Figure record listings:
>> start
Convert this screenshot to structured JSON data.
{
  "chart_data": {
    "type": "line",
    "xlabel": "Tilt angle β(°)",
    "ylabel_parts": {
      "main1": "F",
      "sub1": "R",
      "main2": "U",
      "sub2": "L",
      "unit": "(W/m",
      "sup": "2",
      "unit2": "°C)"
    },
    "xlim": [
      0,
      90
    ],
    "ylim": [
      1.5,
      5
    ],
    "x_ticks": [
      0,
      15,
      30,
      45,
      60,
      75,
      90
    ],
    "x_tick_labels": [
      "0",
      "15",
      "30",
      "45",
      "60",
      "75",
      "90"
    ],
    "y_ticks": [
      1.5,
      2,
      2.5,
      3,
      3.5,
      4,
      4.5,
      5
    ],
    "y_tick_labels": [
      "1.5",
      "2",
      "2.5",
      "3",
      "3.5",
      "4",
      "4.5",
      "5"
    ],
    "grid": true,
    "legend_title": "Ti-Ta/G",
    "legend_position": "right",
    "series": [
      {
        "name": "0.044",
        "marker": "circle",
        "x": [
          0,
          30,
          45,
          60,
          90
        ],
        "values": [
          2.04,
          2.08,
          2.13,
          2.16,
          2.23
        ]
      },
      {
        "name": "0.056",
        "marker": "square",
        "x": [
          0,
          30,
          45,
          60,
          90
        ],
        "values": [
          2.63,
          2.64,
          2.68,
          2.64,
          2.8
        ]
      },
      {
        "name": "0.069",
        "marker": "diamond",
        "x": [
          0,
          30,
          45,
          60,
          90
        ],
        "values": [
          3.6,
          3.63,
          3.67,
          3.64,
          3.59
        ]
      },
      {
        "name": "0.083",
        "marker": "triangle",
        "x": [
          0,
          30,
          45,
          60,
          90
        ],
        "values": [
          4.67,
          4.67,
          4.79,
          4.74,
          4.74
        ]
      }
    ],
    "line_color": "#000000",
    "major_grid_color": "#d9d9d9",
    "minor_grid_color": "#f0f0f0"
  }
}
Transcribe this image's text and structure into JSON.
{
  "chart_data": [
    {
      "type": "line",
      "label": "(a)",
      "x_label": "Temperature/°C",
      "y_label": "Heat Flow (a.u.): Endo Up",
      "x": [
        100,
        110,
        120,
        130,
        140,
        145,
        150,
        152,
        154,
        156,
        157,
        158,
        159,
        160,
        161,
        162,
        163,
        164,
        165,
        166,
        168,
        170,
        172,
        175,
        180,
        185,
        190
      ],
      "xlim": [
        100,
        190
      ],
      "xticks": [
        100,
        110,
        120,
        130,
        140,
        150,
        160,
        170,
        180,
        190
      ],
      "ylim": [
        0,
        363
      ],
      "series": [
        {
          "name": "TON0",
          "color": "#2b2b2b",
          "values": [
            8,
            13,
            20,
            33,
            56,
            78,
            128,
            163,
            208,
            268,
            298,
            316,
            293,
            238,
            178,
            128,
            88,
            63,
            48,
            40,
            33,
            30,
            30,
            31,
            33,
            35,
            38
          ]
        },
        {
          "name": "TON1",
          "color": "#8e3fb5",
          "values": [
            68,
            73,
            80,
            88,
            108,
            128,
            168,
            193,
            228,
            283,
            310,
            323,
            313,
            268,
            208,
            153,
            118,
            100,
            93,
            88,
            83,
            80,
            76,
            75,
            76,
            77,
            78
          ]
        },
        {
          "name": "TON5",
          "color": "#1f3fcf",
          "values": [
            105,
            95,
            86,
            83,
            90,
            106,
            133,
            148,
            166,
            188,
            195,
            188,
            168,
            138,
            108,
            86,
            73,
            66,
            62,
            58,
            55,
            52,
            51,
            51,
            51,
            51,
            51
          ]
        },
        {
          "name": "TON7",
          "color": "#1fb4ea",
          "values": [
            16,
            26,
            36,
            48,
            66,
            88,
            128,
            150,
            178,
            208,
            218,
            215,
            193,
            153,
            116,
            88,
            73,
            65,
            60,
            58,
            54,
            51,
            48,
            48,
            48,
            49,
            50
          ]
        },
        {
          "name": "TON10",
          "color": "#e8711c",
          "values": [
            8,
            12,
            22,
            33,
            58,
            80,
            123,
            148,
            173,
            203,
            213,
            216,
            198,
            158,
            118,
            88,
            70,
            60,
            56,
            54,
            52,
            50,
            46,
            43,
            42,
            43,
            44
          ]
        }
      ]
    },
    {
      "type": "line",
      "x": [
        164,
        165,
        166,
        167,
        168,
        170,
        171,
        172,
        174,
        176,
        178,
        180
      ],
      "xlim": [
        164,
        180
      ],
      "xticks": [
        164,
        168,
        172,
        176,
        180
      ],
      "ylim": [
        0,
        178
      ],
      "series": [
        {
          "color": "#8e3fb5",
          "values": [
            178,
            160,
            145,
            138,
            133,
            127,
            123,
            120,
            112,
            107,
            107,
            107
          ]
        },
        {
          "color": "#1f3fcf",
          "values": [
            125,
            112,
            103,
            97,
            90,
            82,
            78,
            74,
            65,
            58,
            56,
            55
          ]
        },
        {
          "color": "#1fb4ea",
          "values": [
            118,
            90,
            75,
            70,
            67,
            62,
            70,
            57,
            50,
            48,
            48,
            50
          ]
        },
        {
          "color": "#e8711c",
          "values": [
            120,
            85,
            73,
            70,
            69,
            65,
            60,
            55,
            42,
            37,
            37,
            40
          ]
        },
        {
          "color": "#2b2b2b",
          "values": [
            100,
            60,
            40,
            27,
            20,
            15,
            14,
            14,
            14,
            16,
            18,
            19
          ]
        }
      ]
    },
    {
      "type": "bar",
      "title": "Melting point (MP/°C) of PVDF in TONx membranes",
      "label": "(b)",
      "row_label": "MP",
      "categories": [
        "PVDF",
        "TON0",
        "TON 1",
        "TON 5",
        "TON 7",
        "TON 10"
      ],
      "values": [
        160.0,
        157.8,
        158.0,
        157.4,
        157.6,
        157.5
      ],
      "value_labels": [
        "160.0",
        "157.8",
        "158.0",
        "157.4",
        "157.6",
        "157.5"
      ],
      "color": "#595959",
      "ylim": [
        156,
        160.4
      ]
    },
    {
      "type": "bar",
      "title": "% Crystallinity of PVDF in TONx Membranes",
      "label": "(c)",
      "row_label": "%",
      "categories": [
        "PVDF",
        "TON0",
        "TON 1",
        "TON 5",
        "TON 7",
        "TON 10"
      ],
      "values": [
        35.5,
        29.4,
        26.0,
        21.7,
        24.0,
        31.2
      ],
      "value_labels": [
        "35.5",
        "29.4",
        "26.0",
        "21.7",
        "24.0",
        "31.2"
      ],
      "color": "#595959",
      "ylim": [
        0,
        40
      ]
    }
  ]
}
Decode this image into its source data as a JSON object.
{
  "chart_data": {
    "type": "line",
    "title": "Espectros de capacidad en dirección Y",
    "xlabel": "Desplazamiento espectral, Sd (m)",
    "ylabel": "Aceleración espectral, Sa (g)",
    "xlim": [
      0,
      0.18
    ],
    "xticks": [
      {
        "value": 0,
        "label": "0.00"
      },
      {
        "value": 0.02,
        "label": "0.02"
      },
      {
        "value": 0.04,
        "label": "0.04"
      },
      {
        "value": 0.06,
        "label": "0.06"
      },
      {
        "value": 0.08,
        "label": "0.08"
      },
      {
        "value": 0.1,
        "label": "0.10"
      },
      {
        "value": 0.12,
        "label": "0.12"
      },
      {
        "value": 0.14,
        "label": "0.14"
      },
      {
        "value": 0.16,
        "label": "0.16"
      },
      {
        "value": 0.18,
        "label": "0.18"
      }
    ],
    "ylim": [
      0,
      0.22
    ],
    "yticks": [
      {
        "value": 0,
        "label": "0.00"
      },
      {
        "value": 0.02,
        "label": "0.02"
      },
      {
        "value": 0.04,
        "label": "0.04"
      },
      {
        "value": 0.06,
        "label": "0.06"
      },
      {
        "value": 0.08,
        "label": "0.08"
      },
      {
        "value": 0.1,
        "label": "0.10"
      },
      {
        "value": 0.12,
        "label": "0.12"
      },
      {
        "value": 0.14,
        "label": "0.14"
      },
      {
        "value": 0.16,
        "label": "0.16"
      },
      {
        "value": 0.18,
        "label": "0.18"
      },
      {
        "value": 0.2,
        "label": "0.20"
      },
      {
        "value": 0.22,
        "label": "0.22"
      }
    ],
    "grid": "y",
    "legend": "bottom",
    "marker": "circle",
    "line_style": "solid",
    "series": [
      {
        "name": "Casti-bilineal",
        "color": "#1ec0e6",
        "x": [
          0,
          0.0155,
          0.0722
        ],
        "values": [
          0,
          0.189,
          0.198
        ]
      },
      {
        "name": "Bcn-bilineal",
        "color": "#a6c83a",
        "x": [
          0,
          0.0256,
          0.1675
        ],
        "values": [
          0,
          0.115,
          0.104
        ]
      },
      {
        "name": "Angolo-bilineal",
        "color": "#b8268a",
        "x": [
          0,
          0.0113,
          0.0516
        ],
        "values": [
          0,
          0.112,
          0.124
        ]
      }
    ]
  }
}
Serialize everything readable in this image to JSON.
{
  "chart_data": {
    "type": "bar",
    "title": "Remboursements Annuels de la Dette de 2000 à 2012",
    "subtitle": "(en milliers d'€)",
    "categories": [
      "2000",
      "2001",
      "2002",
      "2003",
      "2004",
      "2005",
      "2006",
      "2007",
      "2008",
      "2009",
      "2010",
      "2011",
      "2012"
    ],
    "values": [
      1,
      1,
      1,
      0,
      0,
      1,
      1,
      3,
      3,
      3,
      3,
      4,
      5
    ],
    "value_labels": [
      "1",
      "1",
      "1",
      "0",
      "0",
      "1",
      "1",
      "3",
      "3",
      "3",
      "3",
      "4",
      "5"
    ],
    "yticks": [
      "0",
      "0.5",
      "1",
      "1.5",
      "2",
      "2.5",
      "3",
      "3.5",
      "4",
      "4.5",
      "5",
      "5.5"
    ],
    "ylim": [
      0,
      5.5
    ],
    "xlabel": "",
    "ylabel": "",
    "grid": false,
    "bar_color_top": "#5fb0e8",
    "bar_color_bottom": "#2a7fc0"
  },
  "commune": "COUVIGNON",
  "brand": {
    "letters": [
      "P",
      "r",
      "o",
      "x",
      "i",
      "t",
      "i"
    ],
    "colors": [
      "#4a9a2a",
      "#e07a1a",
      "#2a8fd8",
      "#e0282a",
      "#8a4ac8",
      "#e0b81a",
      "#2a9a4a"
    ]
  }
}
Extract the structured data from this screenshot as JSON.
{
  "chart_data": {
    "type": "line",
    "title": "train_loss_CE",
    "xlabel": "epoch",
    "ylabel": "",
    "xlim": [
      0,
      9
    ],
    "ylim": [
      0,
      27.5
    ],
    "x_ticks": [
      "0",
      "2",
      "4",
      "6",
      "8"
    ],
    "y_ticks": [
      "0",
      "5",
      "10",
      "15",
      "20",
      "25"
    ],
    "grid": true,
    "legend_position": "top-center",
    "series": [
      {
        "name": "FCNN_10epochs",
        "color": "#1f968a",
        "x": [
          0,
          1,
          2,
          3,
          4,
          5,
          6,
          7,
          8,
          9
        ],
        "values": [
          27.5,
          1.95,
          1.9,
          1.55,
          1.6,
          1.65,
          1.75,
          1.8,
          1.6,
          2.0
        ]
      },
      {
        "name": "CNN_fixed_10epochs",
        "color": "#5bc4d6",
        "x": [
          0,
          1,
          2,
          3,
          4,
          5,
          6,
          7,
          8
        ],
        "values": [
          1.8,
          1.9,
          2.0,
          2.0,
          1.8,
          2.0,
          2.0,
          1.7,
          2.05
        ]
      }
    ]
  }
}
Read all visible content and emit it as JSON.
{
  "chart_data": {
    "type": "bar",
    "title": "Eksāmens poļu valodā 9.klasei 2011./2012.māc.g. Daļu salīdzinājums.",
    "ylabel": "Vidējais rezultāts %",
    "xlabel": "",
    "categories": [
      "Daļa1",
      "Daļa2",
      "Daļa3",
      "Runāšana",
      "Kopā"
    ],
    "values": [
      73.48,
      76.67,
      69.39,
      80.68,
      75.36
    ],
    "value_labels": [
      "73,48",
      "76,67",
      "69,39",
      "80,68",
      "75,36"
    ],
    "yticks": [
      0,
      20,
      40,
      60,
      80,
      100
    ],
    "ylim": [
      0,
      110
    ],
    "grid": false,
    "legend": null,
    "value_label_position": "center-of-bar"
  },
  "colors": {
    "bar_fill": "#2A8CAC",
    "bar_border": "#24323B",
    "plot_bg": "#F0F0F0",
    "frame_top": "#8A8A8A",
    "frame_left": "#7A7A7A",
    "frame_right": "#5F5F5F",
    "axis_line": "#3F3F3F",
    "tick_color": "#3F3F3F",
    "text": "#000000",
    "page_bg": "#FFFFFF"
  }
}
>> end
> [STATED EXERCISE]: Return every line from the one holding "Read all visible content and emit it as JSON." through the end of the data, exactly as it appears, with both ends kept and nothing else.

> [TASK RESPONSE]:
Read all visible content and emit it as JSON.
{
  "chart_data": {
    "type": "bar",
    "title": "Eksāmens poļu valodā 9.klasei 2011./2012.māc.g. Daļu salīdzinājums.",
    "ylabel": "Vidējais rezultāts %",
    "xlabel": "",
    "categories": [
      "Daļa1",
      "Daļa2",
      "Daļa3",
      "Runāšana",
      "Kopā"
    ],
    "values": [
      73.48,
      76.67,
      69.39,
      80.68,
      75.36
    ],
    "value_labels": [
      "73,48",
      "76,67",
      "69,39",
      "80,68",
      "75,36"
    ],
    "yticks": [
      0,
      20,
      40,
      60,
      80,
      100
    ],
    "ylim": [
      0,
      110
    ],
    "grid": false,
    "legend": null,
    "value_label_position": "center-of-bar"
  },
  "colors": {
    "bar_fill": "#2A8CAC",
    "bar_border": "#24323B",
    "plot_bg": "#F0F0F0",
    "frame_top": "#8A8A8A",
    "frame_left": "#7A7A7A",
    "frame_right": "#5F5F5F",
    "axis_line": "#3F3F3F",
    "tick_color": "#3F3F3F",
    "text": "#000000",
    "page_bg": "#FFFFFF"
  }
}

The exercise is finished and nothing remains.